§ **WHAT IS BEING ASKED**
What's needed: every entry, printed exactly, minus the images.

Website and app data records:
Content starts
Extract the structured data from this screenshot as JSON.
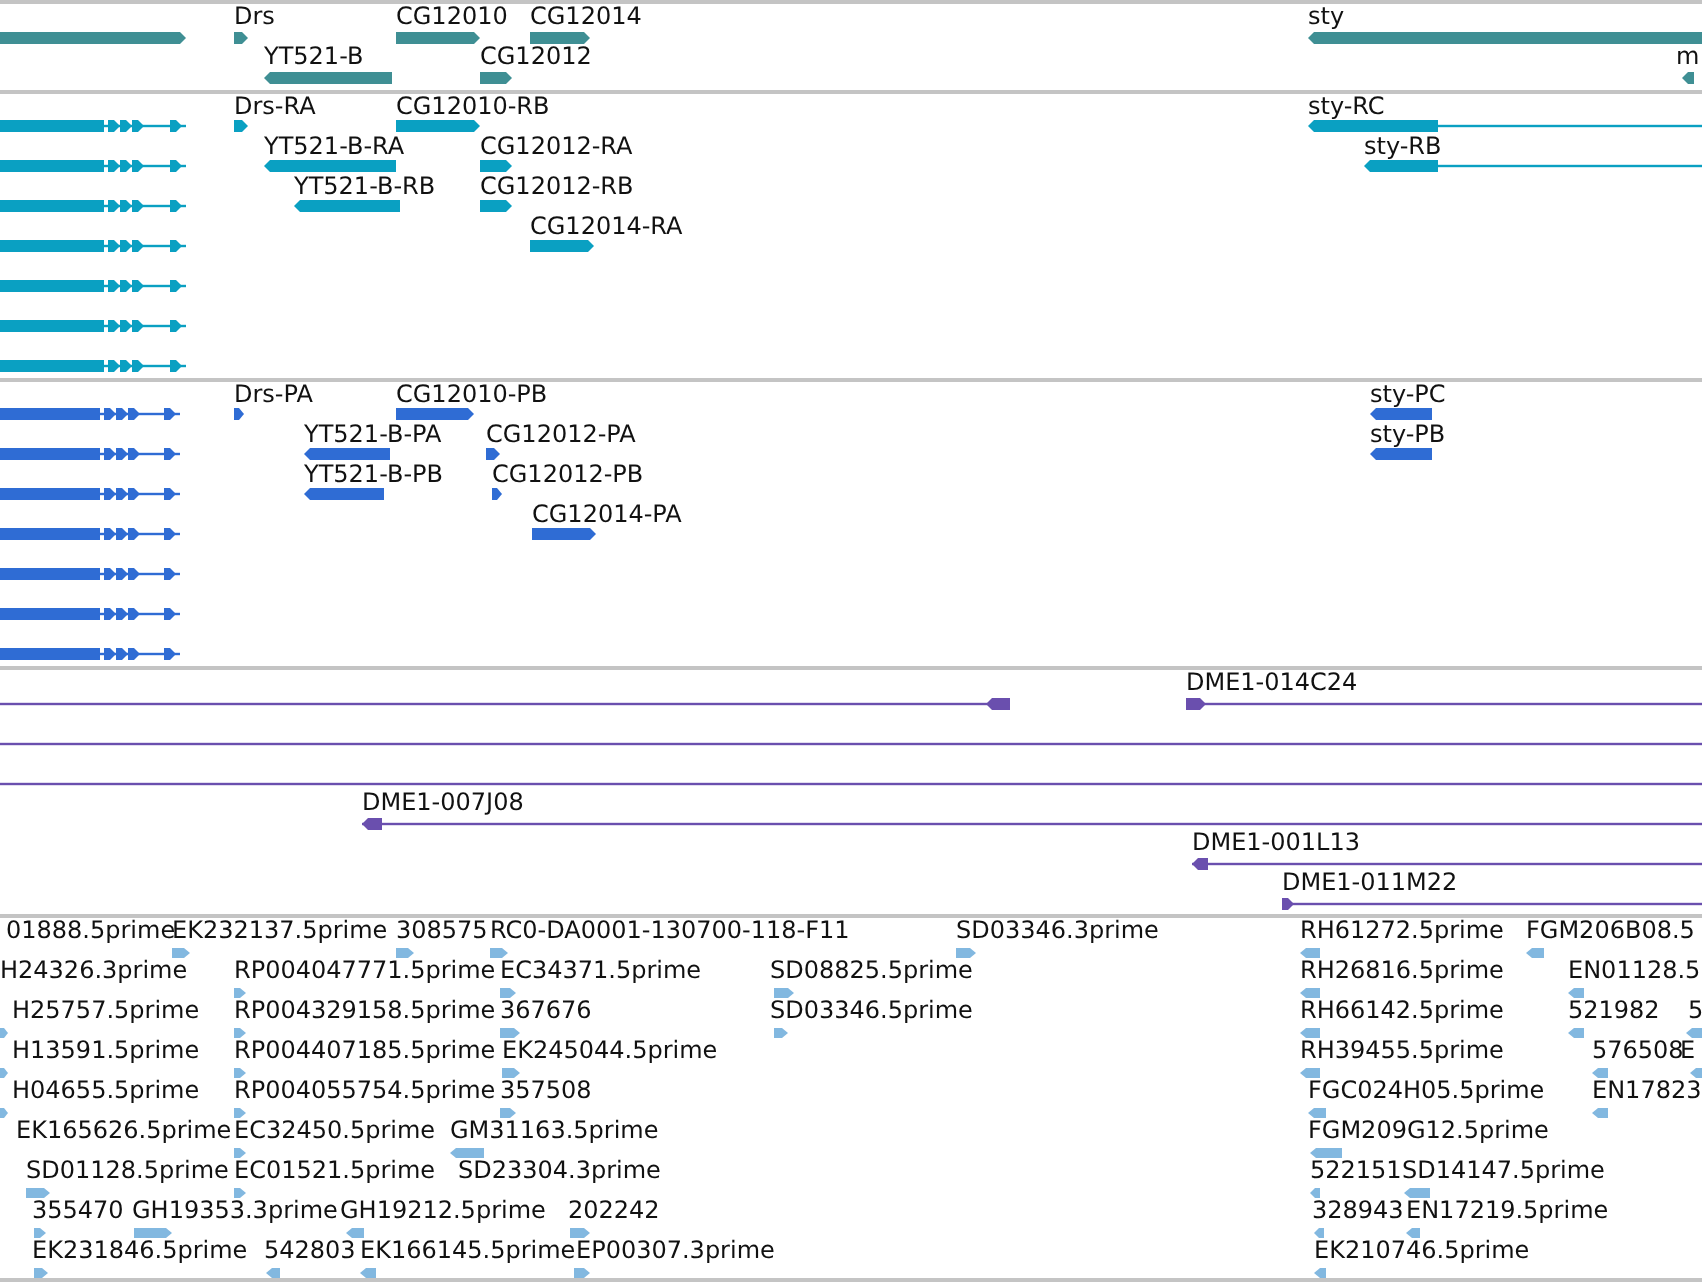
{
  "tracks": [
    {
      "kind": "gene",
      "features": [
        {
          "reverse": false
        },
        {
          "label": "Drs",
          "reverse": false
        },
        {
          "label": "CG12010",
          "reverse": false
        },
        {
          "label": "CG12014",
          "reverse": false
        },
        {
          "label": "sty",
          "reverse": true
        },
        {
          "label": "YT521-B",
          "reverse": true
        },
        {
          "label": "CG12012",
          "reverse": false
        },
        {
          "label": "m",
          "reverse": true
        }
      ]
    },
    {
      "kind": "transcript",
      "features": [
        {
          "reverse": false
        },
        {
          "label": "Drs-RA",
          "reverse": false
        },
        {
          "label": "CG12010-RB",
          "reverse": false
        },
        {
          "label": "sty-RC",
          "reverse": true
        },
        {
          "reverse": false
        },
        {
          "label": "YT521-B-RA",
          "reverse": true
        },
        {
          "label": "CG12012-RA",
          "reverse": false
        },
        {
          "label": "sty-RB",
          "reverse": true
        },
        {
          "reverse": false
        },
        {
          "label": "YT521-B-RB",
          "reverse": true
        },
        {
          "label": "CG12012-RB",
          "reverse": false
        },
        {
          "reverse": false
        },
        {
          "label": "CG12014-RA",
          "reverse": false
        },
        {
          "reverse": false
        },
        {
          "reverse": false
        },
        {
          "reverse": false
        }
      ]
    },
    {
      "kind": "protein",
      "features": [
        {
          "reverse": false
        },
        {
          "label": "Drs-PA",
          "reverse": false
        },
        {
          "label": "CG12010-PB",
          "reverse": false
        },
        {
          "label": "sty-PC",
          "reverse": true
        },
        {
          "reverse": false
        },
        {
          "label": "YT521-B-PA",
          "reverse": true
        },
        {
          "label": "CG12012-PA",
          "reverse": false
        },
        {
          "label": "sty-PB",
          "reverse": true
        },
        {
          "reverse": false
        },
        {
          "label": "YT521-B-PB",
          "reverse": true
        },
        {
          "label": "CG12012-PB",
          "reverse": false
        },
        {
          "reverse": false
        },
        {
          "label": "CG12014-PA",
          "reverse": false
        },
        {
          "reverse": false
        },
        {
          "reverse": false
        },
        {
          "reverse": false
        }
      ]
    },
    {
      "kind": "clone",
      "features": [
        {
          "reverse": true
        },
        {
          "label": "DME1-014C24",
          "reverse": false
        },
        {
          "kind": "line"
        },
        {
          "kind": "line"
        },
        {
          "label": "DME1-007J08",
          "reverse": true
        },
        {
          "label": "DME1-001L13",
          "reverse": true
        },
        {
          "label": "DME1-011M22",
          "reverse": false
        }
      ]
    },
    {
      "kind": "est",
      "features": [
        {
          "label": "01888.5prime"
        },
        {
          "label": "EK232137.5prime",
          "reverse": false
        },
        {
          "label": "308575",
          "reverse": false
        },
        {
          "label": "RC0-DA0001-130700-118-F11",
          "reverse": false
        },
        {
          "label": "SD03346.3prime",
          "reverse": false
        },
        {
          "label": "RH61272.5prime",
          "reverse": true
        },
        {
          "label": "FGM206B08.5",
          "reverse": true
        },
        {
          "label": "H24326.3prime"
        },
        {
          "label": "RP004047771.5prime",
          "reverse": false
        },
        {
          "label": "EC34371.5prime",
          "reverse": false
        },
        {
          "label": "SD08825.5prime",
          "reverse": false
        },
        {
          "label": "RH26816.5prime",
          "reverse": true
        },
        {
          "label": "EN01128.5",
          "reverse": true
        },
        {
          "label": "H25757.5prime",
          "reverse": false
        },
        {
          "label": "RP004329158.5prime",
          "reverse": false
        },
        {
          "label": "367676",
          "reverse": false
        },
        {
          "label": "SD03346.5prime",
          "reverse": false
        },
        {
          "label": "RH66142.5prime",
          "reverse": true
        },
        {
          "label": "521982",
          "reverse": true
        },
        {
          "label": "5",
          "reverse": true
        },
        {
          "label": "H13591.5prime",
          "reverse": false
        },
        {
          "label": "RP004407185.5prime",
          "reverse": false
        },
        {
          "label": "EK245044.5prime",
          "reverse": false
        },
        {
          "label": "RH39455.5prime",
          "reverse": true
        },
        {
          "label": "576508",
          "reverse": true
        },
        {
          "label": "E",
          "reverse": true
        },
        {
          "label": "H04655.5prime",
          "reverse": false
        },
        {
          "label": "RP004055754.5prime",
          "reverse": false
        },
        {
          "label": "357508",
          "reverse": false
        },
        {
          "label": "FGC024H05.5prime",
          "reverse": true
        },
        {
          "label": "EN17823",
          "reverse": true
        },
        {
          "label": "EK165626.5prime"
        },
        {
          "label": "EC32450.5prime",
          "reverse": false
        },
        {
          "label": "GM31163.5prime",
          "reverse": true
        },
        {
          "label": "FGM209G12.5prime",
          "reverse": true
        },
        {
          "label": "SD01128.5prime",
          "reverse": false
        },
        {
          "label": "EC01521.5prime",
          "reverse": false
        },
        {
          "label": "SD23304.3prime"
        },
        {
          "label": "522151",
          "reverse": true
        },
        {
          "label": "SD14147.5prime",
          "reverse": true
        },
        {
          "label": "355470",
          "reverse": false
        },
        {
          "label": "GH19353.3prime",
          "reverse": false
        },
        {
          "label": "GH19212.5prime",
          "reverse": true
        },
        {
          "label": "202242",
          "reverse": false
        },
        {
          "label": "328943",
          "reverse": true
        },
        {
          "label": "EN17219.5prime",
          "reverse": true
        },
        {
          "label": "EK231846.5prime",
          "reverse": false
        },
        {
          "label": "542803",
          "reverse": true
        },
        {
          "label": "EK166145.5prime",
          "reverse": true
        },
        {
          "label": "EP00307.3prime",
          "reverse": false
        },
        {
          "label": "EK210746.5prime",
          "reverse": true
        }
      ]
    }
  ]
}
Content ends
§ **WRITTEN SOLUTION**
Extract the structured data from this screenshot as JSON.
{
  "tracks": [
    {
      "kind": "gene",
      "features": [
        {
          "reverse": false
        },
        {
          "label": "Drs",
          "reverse": false
        },
        {
          "label": "CG12010",
          "reverse": false
        },
        {
          "label": "CG12014",
          "reverse": false
        },
        {
          "label": "sty",
          "reverse": true
        },
        {
          "label": "YT521-B",
          "reverse": true
        },
        {
          "label": "CG12012",
          "reverse": false
        },
        {
          "label": "m",
          "reverse": true
        }
      ]
    },
    {
      "kind": "transcript",
      "features": [
        {
          "reverse": false
        },
        {
          "label": "Drs-RA",
          "reverse": false
        },
        {
          "label": "CG12010-RB",
          "reverse": false
        },
        {
          "label": "sty-RC",
          "reverse": true
        },
        {
          "reverse": false
        },
        {
          "label": "YT521-B-RA",
          "reverse": true
        },
        {
          "label": "CG12012-RA",
          "reverse": false
        },
        {
          "label": "sty-RB",
          "reverse": true
        },
        {
          "reverse": false
        },
        {
          "label": "YT521-B-RB",
          "reverse": true
        },
        {
          "label": "CG12012-RB",
          "reverse": false
        },
        {
          "reverse": false
        },
        {
          "label": "CG12014-RA",
          "reverse": false
        },
        {
          "reverse": false
        },
        {
          "reverse": false
        },
        {
          "reverse": false
        }
      ]
    },
    {
      "kind": "protein",
      "features": [
        {
          "reverse": false
        },
        {
          "label": "Drs-PA",
          "reverse": false
        },
        {
          "label": "CG12010-PB",
          "reverse": false
        },
        {
          "label": "sty-PC",
          "reverse": true
        },
        {
          "reverse": false
        },
        {
          "label": "YT521-B-PA",
          "reverse": true
        },
        {
          "label": "CG12012-PA",
          "reverse": false
        },
        {
          "label": "sty-PB",
          "reverse": true
        },
        {
          "reverse": false
        },
        {
          "label": "YT521-B-PB",
          "reverse": true
        },
        {
          "label": "CG12012-PB",
          "reverse": false
        },
        {
          "reverse": false
        },
        {
          "label": "CG12014-PA",
          "reverse": false
        },
        {
          "reverse": false
        },
        {
          "reverse": false
        },
        {
          "reverse": false
        }
      ]
    },
    {
      "kind": "clone",
      "features": [
        {
          "reverse": true
        },
        {
          "label": "DME1-014C24",
          "reverse": false
        },
        {
          "kind": "line"
        },
        {
          "kind": "line"
        },
        {
          "label": "DME1-007J08",
          "reverse": true
        },
        {
          "label": "DME1-001L13",
          "reverse": true
        },
        {
          "label": "DME1-011M22",
          "reverse": false
        }
      ]
    },
    {
      "kind": "est",
      "features": [
        {
          "label": "01888.5prime"
        },
        {
          "label": "EK232137.5prime",
          "reverse": false
        },
        {
          "label": "308575",
          "reverse": false
        },
        {
          "label": "RC0-DA0001-130700-118-F11",
          "reverse": false
        },
        {
          "label": "SD03346.3prime",
          "reverse": false
        },
        {
          "label": "RH61272.5prime",
          "reverse": true
        },
        {
          "label": "FGM206B08.5",
          "reverse": true
        },
        {
          "label": "H24326.3prime"
        },
        {
          "label": "RP004047771.5prime",
          "reverse": false
        },
        {
          "label": "EC34371.5prime",
          "reverse": false
        },
        {
          "label": "SD08825.5prime",
          "reverse": false
        },
        {
          "label": "RH26816.5prime",
          "reverse": true
        },
        {
          "label": "EN01128.5",
          "reverse": true
        },
        {
          "label": "H25757.5prime",
          "reverse": false
        },
        {
          "label": "RP004329158.5prime",
          "reverse": false
        },
        {
          "label": "367676",
          "reverse": false
        },
        {
          "label": "SD03346.5prime",
          "reverse": false
        },
        {
          "label": "RH66142.5prime",
          "reverse": true
        },
        {
          "label": "521982",
          "reverse": true
        },
        {
          "label": "5",
          "reverse": true
        },
        {
          "label": "H13591.5prime",
          "reverse": false
        },
        {
          "label": "RP004407185.5prime",
          "reverse": false
        },
        {
          "label": "EK245044.5prime",
          "reverse": false
        },
        {
          "label": "RH39455.5prime",
          "reverse": true
        },
        {
          "label": "576508",
          "reverse": true
        },
        {
          "label": "E",
          "reverse": true
        },
        {
          "label": "H04655.5prime",
          "reverse": false
        },
        {
          "label": "RP004055754.5prime",
          "reverse": false
        },
        {
          "label": "357508",
          "reverse": false
        },
        {
          "label": "FGC024H05.5prime",
          "reverse": true
        },
        {
          "label": "EN17823",
          "reverse": true
        },
        {
          "label": "EK165626.5prime"
        },
        {
          "label": "EC32450.5prime",
          "reverse": false
        },
        {
          "label": "GM31163.5prime",
          "reverse": true
        },
        {
          "label": "FGM209G12.5prime",
          "reverse": true
        },
        {
          "label": "SD01128.5prime",
          "reverse": false
        },
        {
          "label": "EC01521.5prime",
          "reverse": false
        },
        {
          "label": "SD23304.3prime"
        },
        {
          "label": "522151",
          "reverse": true
        },
        {
          "label": "SD14147.5prime",
          "reverse": true
        },
        {
          "label": "355470",
          "reverse": false
        },
        {
          "label": "GH19353.3prime",
          "reverse": false
        },
        {
          "label": "GH19212.5prime",
          "reverse": true
        },
        {
          "label": "202242",
          "reverse": false
        },
        {
          "label": "328943",
          "reverse": true
        },
        {
          "label": "EN17219.5prime",
          "reverse": true
        },
        {
          "label": "EK231846.5prime",
          "reverse": false
        },
        {
          "label": "542803",
          "reverse": true
        },
        {
          "label": "EK166145.5prime",
          "reverse": true
        },
        {
          "label": "EP00307.3prime",
          "reverse": false
        },
        {
          "label": "EK210746.5prime",
          "reverse": true
        }
      ]
    }
  ]
}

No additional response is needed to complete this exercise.